[Data records]
____

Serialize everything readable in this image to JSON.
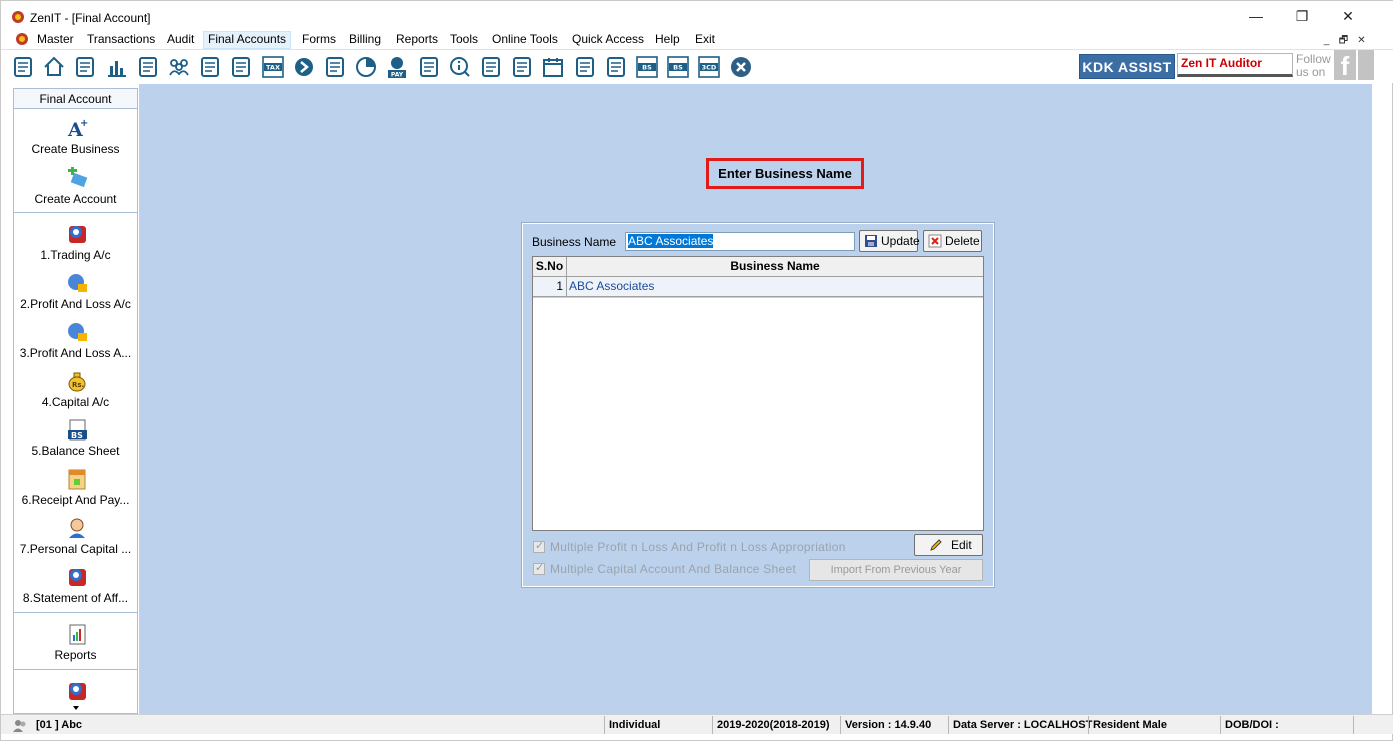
{
  "window": {
    "title": "ZenIT - [Final Account]",
    "controls": [
      "—",
      "❐",
      "✕"
    ],
    "mdi_controls": [
      "_",
      "🗗",
      "✕"
    ]
  },
  "menu": [
    "Master",
    "Transactions",
    "Audit",
    "Final Accounts",
    "Forms",
    "Billing",
    "Reports",
    "Tools",
    "Online Tools",
    "Quick Access",
    "Help",
    "Exit"
  ],
  "menu_active": "Final Accounts",
  "toolbar": {
    "icons": [
      "calculator-icon",
      "home-icon",
      "building-icon",
      "bar-chart-icon",
      "gift-icon",
      "users-icon",
      "hammer-icon",
      "filter-icon",
      "tax-icon",
      "arrow-circle-icon",
      "grid-calc-icon",
      "pie-icon",
      "pay-icon",
      "book-icon",
      "info-icon",
      "report-icon",
      "doc-user-icon",
      "calendar-icon",
      "folder-add-icon",
      "refresh-doc-icon",
      "bs-icon",
      "bs-sign-icon",
      "3cd-icon",
      "close-circle-icon"
    ],
    "kdk_label": "KDK ASSIST",
    "zen_label": "Zen IT Auditor",
    "follow_line1": "Follow",
    "follow_line2": "us on",
    "fb_glyph": "f"
  },
  "sidebar": {
    "header": "Final Account",
    "items": [
      {
        "label": "Create Business",
        "icon": "create-business-icon"
      },
      {
        "label": "Create Account",
        "icon": "create-account-icon"
      },
      {
        "label": "1.Trading A/c",
        "icon": "trading-icon"
      },
      {
        "label": "2.Profit And Loss A/c",
        "icon": "profit-loss-icon"
      },
      {
        "label": "3.Profit And Loss A...",
        "icon": "profit-loss-appropriation-icon"
      },
      {
        "label": "4.Capital A/c",
        "icon": "capital-bag-icon"
      },
      {
        "label": "5.Balance Sheet",
        "icon": "balance-sheet-icon"
      },
      {
        "label": "6.Receipt And Pay...",
        "icon": "receipt-payment-icon"
      },
      {
        "label": "7.Personal Capital ...",
        "icon": "personal-capital-icon"
      },
      {
        "label": "8.Statement of Aff...",
        "icon": "statement-affairs-icon"
      },
      {
        "label": "Reports",
        "icon": "reports-icon"
      }
    ],
    "more_icon": "scroll-down-icon"
  },
  "main": {
    "heading": "Enter Business Name",
    "business_label": "Business Name",
    "business_value": "ABC Associates",
    "update_label": "Update",
    "delete_label": "Delete",
    "grid": {
      "columns": [
        "S.No",
        "Business Name"
      ],
      "rows": [
        {
          "sno": "1",
          "name": "ABC Associates"
        }
      ]
    },
    "check1": "Multiple Profit n Loss And Profit n Loss Appropriation",
    "check2": "Multiple Capital Account And Balance Sheet",
    "edit_label": "Edit",
    "import_label": "Import From Previous Year"
  },
  "status": {
    "company": "[01 ] Abc",
    "type": "Individual",
    "year": "2019-2020(2018-2019)",
    "version": "Version : 14.9.40",
    "server": "Data Server : LOCALHOST",
    "resident": "Resident Male",
    "dob": "DOB/DOI :"
  },
  "colors": {
    "main_bg": "#bcd1ec",
    "heading_border": "#e21a1a",
    "kdk_bg": "#3a6ea5",
    "zen_text": "#cc0000",
    "selection": "#0078d7"
  }
}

____

→ **EXERCISE REQUIREMENTS**
Copy the whole of the material above exactly, but not its images.

→ **ANSWER TO THIS TASK**
Serialize everything readable in this image to JSON.
{
  "window": {
    "title": "ZenIT - [Final Account]",
    "controls": [
      "—",
      "❐",
      "✕"
    ],
    "mdi_controls": [
      "_",
      "🗗",
      "✕"
    ]
  },
  "menu": [
    "Master",
    "Transactions",
    "Audit",
    "Final Accounts",
    "Forms",
    "Billing",
    "Reports",
    "Tools",
    "Online Tools",
    "Quick Access",
    "Help",
    "Exit"
  ],
  "menu_active": "Final Accounts",
  "toolbar": {
    "icons": [
      "calculator-icon",
      "home-icon",
      "building-icon",
      "bar-chart-icon",
      "gift-icon",
      "users-icon",
      "hammer-icon",
      "filter-icon",
      "tax-icon",
      "arrow-circle-icon",
      "grid-calc-icon",
      "pie-icon",
      "pay-icon",
      "book-icon",
      "info-icon",
      "report-icon",
      "doc-user-icon",
      "calendar-icon",
      "folder-add-icon",
      "refresh-doc-icon",
      "bs-icon",
      "bs-sign-icon",
      "3cd-icon",
      "close-circle-icon"
    ],
    "kdk_label": "KDK ASSIST",
    "zen_label": "Zen IT Auditor",
    "follow_line1": "Follow",
    "follow_line2": "us on",
    "fb_glyph": "f"
  },
  "sidebar": {
    "header": "Final Account",
    "items": [
      {
        "label": "Create Business",
        "icon": "create-business-icon"
      },
      {
        "label": "Create Account",
        "icon": "create-account-icon"
      },
      {
        "label": "1.Trading A/c",
        "icon": "trading-icon"
      },
      {
        "label": "2.Profit And Loss A/c",
        "icon": "profit-loss-icon"
      },
      {
        "label": "3.Profit And Loss A...",
        "icon": "profit-loss-appropriation-icon"
      },
      {
        "label": "4.Capital A/c",
        "icon": "capital-bag-icon"
      },
      {
        "label": "5.Balance Sheet",
        "icon": "balance-sheet-icon"
      },
      {
        "label": "6.Receipt And Pay...",
        "icon": "receipt-payment-icon"
      },
      {
        "label": "7.Personal Capital ...",
        "icon": "personal-capital-icon"
      },
      {
        "label": "8.Statement of Aff...",
        "icon": "statement-affairs-icon"
      },
      {
        "label": "Reports",
        "icon": "reports-icon"
      }
    ],
    "more_icon": "scroll-down-icon"
  },
  "main": {
    "heading": "Enter Business Name",
    "business_label": "Business Name",
    "business_value": "ABC Associates",
    "update_label": "Update",
    "delete_label": "Delete",
    "grid": {
      "columns": [
        "S.No",
        "Business Name"
      ],
      "rows": [
        {
          "sno": "1",
          "name": "ABC Associates"
        }
      ]
    },
    "check1": "Multiple Profit n Loss And Profit n Loss Appropriation",
    "check2": "Multiple Capital Account And Balance Sheet",
    "edit_label": "Edit",
    "import_label": "Import From Previous Year"
  },
  "status": {
    "company": "[01 ] Abc",
    "type": "Individual",
    "year": "2019-2020(2018-2019)",
    "version": "Version : 14.9.40",
    "server": "Data Server : LOCALHOST",
    "resident": "Resident Male",
    "dob": "DOB/DOI :"
  },
  "colors": {
    "main_bg": "#bcd1ec",
    "heading_border": "#e21a1a",
    "kdk_bg": "#3a6ea5",
    "zen_text": "#cc0000",
    "selection": "#0078d7"
  }
}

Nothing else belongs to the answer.